(Records from a data collection)
- - - - -

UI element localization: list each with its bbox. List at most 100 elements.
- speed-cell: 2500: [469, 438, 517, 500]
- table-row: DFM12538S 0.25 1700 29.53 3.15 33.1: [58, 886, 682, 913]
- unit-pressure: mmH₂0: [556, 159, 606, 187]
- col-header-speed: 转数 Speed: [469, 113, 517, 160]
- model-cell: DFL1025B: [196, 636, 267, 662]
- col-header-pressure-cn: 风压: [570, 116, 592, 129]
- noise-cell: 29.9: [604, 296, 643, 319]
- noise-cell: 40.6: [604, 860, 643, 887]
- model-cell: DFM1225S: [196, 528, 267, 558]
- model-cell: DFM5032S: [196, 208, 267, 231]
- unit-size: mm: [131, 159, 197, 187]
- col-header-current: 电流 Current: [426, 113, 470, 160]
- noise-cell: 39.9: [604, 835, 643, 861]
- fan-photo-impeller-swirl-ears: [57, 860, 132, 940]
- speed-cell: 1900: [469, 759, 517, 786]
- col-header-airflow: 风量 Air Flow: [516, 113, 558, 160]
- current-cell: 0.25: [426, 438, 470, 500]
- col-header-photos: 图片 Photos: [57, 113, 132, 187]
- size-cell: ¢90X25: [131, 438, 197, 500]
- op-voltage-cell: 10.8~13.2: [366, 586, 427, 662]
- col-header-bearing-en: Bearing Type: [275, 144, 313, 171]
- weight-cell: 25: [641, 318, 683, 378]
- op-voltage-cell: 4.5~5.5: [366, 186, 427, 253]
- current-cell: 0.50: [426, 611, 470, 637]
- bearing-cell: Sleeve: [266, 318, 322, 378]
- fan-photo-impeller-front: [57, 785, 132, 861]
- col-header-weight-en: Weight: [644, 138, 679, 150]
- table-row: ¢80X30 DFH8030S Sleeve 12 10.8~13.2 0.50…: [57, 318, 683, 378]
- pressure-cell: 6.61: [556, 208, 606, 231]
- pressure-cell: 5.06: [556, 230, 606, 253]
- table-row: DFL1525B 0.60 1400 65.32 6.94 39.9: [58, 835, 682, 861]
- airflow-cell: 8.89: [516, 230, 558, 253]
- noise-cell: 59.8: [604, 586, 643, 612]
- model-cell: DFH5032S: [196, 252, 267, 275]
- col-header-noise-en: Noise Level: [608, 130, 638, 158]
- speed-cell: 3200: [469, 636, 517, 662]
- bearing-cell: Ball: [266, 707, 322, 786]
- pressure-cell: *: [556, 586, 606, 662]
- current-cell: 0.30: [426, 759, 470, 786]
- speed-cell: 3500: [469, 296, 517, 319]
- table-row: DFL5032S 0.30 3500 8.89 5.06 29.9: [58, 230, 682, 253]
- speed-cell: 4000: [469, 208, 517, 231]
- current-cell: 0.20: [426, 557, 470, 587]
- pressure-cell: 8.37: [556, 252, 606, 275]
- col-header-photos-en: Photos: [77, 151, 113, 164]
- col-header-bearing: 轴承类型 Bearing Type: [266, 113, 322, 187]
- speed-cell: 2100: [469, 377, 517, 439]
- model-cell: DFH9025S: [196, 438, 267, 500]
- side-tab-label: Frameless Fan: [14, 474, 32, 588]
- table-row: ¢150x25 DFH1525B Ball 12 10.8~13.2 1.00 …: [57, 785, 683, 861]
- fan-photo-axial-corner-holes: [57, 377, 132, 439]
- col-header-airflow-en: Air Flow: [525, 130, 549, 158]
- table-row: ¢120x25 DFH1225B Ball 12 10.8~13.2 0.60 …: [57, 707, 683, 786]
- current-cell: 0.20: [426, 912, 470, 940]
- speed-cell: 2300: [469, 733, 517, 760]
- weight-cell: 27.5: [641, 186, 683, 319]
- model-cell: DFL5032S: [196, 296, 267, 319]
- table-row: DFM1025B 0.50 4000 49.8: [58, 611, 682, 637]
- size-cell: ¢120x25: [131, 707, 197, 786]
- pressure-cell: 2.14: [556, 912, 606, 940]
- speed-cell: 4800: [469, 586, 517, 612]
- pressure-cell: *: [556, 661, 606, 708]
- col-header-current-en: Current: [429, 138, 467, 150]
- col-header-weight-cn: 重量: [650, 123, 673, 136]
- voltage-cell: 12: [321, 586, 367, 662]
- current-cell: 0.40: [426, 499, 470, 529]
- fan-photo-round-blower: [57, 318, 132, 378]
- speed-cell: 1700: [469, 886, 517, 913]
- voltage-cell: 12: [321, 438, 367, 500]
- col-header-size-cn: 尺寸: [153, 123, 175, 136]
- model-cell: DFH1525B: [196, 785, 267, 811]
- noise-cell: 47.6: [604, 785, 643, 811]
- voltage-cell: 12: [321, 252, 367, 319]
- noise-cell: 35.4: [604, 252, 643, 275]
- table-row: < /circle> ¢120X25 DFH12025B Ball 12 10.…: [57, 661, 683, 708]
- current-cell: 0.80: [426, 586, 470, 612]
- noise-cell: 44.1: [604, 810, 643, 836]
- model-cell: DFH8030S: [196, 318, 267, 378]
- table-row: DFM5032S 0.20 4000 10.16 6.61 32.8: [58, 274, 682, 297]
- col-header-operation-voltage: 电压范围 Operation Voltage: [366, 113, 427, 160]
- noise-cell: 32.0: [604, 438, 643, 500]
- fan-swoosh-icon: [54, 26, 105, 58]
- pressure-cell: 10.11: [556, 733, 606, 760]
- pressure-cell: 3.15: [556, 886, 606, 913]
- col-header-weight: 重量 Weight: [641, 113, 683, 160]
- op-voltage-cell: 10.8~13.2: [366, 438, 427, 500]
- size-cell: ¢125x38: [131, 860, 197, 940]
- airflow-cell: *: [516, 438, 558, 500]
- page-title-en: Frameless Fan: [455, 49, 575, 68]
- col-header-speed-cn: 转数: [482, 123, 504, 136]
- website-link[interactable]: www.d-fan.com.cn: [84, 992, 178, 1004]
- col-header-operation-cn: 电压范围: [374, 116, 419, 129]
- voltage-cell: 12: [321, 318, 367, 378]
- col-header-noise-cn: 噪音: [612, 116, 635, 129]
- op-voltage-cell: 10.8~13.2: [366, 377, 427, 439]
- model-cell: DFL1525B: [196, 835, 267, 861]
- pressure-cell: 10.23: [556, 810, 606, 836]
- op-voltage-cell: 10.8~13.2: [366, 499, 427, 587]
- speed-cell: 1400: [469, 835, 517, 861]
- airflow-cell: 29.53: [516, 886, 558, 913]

- - - - -

* _YOUR OBJECTIVE_: Print every line of the listing above again, character for character.

* _ANSWER TO THE PROBLEM_:
UI element localization: list each with its bbox. List at most 100 elements.
- speed-cell: 2500: [469, 438, 517, 500]
- table-row: DFM12538S 0.25 1700 29.53 3.15 33.1: [58, 886, 682, 913]
- unit-pressure: mmH₂0: [556, 159, 606, 187]
- col-header-speed: 转数 Speed: [469, 113, 517, 160]
- model-cell: DFL1025B: [196, 636, 267, 662]
- col-header-pressure-cn: 风压: [570, 116, 592, 129]
- noise-cell: 29.9: [604, 296, 643, 319]
- noise-cell: 40.6: [604, 860, 643, 887]
- model-cell: DFM1225S: [196, 528, 267, 558]
- model-cell: DFM5032S: [196, 208, 267, 231]
- unit-size: mm: [131, 159, 197, 187]
- col-header-current: 电流 Current: [426, 113, 470, 160]
- noise-cell: 39.9: [604, 835, 643, 861]
- fan-photo-impeller-swirl-ears: [57, 860, 132, 940]
- speed-cell: 1900: [469, 759, 517, 786]
- col-header-airflow: 风量 Air Flow: [516, 113, 558, 160]
- current-cell: 0.25: [426, 438, 470, 500]
- col-header-photos: 图片 Photos: [57, 113, 132, 187]
- size-cell: ¢90X25: [131, 438, 197, 500]
- op-voltage-cell: 10.8~13.2: [366, 586, 427, 662]
- col-header-bearing-en: Bearing Type: [275, 144, 313, 171]
- weight-cell: 25: [641, 318, 683, 378]
- op-voltage-cell: 4.5~5.5: [366, 186, 427, 253]
- current-cell: 0.50: [426, 611, 470, 637]
- bearing-cell: Sleeve: [266, 318, 322, 378]
- fan-photo-impeller-front: [57, 785, 132, 861]
- col-header-weight-en: Weight: [644, 138, 679, 150]
- table-row: ¢80X30 DFH8030S Sleeve 12 10.8~13.2 0.50…: [57, 318, 683, 378]
- pressure-cell: 6.61: [556, 208, 606, 231]
- pressure-cell: 5.06: [556, 230, 606, 253]
- table-row: DFL1525B 0.60 1400 65.32 6.94 39.9: [58, 835, 682, 861]
- airflow-cell: 8.89: [516, 230, 558, 253]
- noise-cell: 59.8: [604, 586, 643, 612]
- model-cell: DFH5032S: [196, 252, 267, 275]
- col-header-noise-en: Noise Level: [608, 130, 638, 158]
- speed-cell: 3200: [469, 636, 517, 662]
- bearing-cell: Ball: [266, 707, 322, 786]
- pressure-cell: *: [556, 586, 606, 662]
- current-cell: 0.30: [426, 759, 470, 786]
- speed-cell: 3500: [469, 296, 517, 319]
- table-row: DFL5032S 0.30 3500 8.89 5.06 29.9: [58, 230, 682, 253]
- speed-cell: 4000: [469, 208, 517, 231]
- current-cell: 0.20: [426, 557, 470, 587]
- pressure-cell: 8.37: [556, 252, 606, 275]
- col-header-photos-en: Photos: [77, 151, 113, 164]
- col-header-bearing: 轴承类型 Bearing Type: [266, 113, 322, 187]
- speed-cell: 2100: [469, 377, 517, 439]
- model-cell: DFH9025S: [196, 438, 267, 500]
- side-tab-label: Frameless Fan: [14, 474, 32, 588]
- table-row: ¢150x25 DFH1525B Ball 12 10.8~13.2 1.00 …: [57, 785, 683, 861]
- fan-photo-axial-corner-holes: [57, 377, 132, 439]
- col-header-airflow-en: Air Flow: [525, 130, 549, 158]
- table-row: ¢120x25 DFH1225B Ball 12 10.8~13.2 0.60 …: [57, 707, 683, 786]
- current-cell: 0.20: [426, 912, 470, 940]
- speed-cell: 2300: [469, 733, 517, 760]
- weight-cell: 27.5: [641, 186, 683, 319]
- model-cell: DFL5032S: [196, 296, 267, 319]
- table-row: DFM1025B 0.50 4000 49.8: [58, 611, 682, 637]
- size-cell: ¢120x25: [131, 707, 197, 786]
- pressure-cell: 2.14: [556, 912, 606, 940]
- speed-cell: 4800: [469, 586, 517, 612]
- pressure-cell: *: [556, 661, 606, 708]
- col-header-current-en: Current: [429, 138, 467, 150]
- col-header-weight-cn: 重量: [650, 123, 673, 136]
- voltage-cell: 12: [321, 586, 367, 662]
- current-cell: 0.40: [426, 499, 470, 529]
- fan-photo-round-blower: [57, 318, 132, 378]
- speed-cell: 1700: [469, 886, 517, 913]
- voltage-cell: 12: [321, 438, 367, 500]
- col-header-size-cn: 尺寸: [153, 123, 175, 136]
- model-cell: DFH1525B: [196, 785, 267, 811]
- noise-cell: 47.6: [604, 785, 643, 811]
- voltage-cell: 12: [321, 252, 367, 319]
- noise-cell: 35.4: [604, 252, 643, 275]
- table-row: < /circle> ¢120X25 DFH12025B Ball 12 10.…: [57, 661, 683, 708]
- current-cell: 0.80: [426, 586, 470, 612]
- noise-cell: 44.1: [604, 810, 643, 836]
- model-cell: DFH8030S: [196, 318, 267, 378]
- table-row: DFM5032S 0.20 4000 10.16 6.61 32.8: [58, 274, 682, 297]
- col-header-operation-voltage: 电压范围 Operation Voltage: [366, 113, 427, 160]
- noise-cell: 32.0: [604, 438, 643, 500]
- fan-swoosh-icon: [54, 26, 105, 58]
- pressure-cell: 10.11: [556, 733, 606, 760]
- pressure-cell: 3.15: [556, 886, 606, 913]
- col-header-weight: 重量 Weight: [641, 113, 683, 160]
- op-voltage-cell: 10.8~13.2: [366, 438, 427, 500]
- size-cell: ¢125x38: [131, 860, 197, 940]
- airflow-cell: *: [516, 438, 558, 500]
- page-title-en: Frameless Fan: [455, 49, 575, 68]
- col-header-speed-cn: 转数: [482, 123, 504, 136]
- website-link[interactable]: www.d-fan.com.cn: [84, 992, 178, 1004]
- col-header-operation-cn: 电压范围: [374, 116, 419, 129]
- voltage-cell: 12: [321, 318, 367, 378]
- col-header-noise-cn: 噪音: [612, 116, 635, 129]
- op-voltage-cell: 10.8~13.2: [366, 377, 427, 439]
- model-cell: DFL1525B: [196, 835, 267, 861]
- pressure-cell: 10.23: [556, 810, 606, 836]
- op-voltage-cell: 10.8~13.2: [366, 499, 427, 587]
- speed-cell: 1400: [469, 835, 517, 861]
- airflow-cell: 29.53: [516, 886, 558, 913]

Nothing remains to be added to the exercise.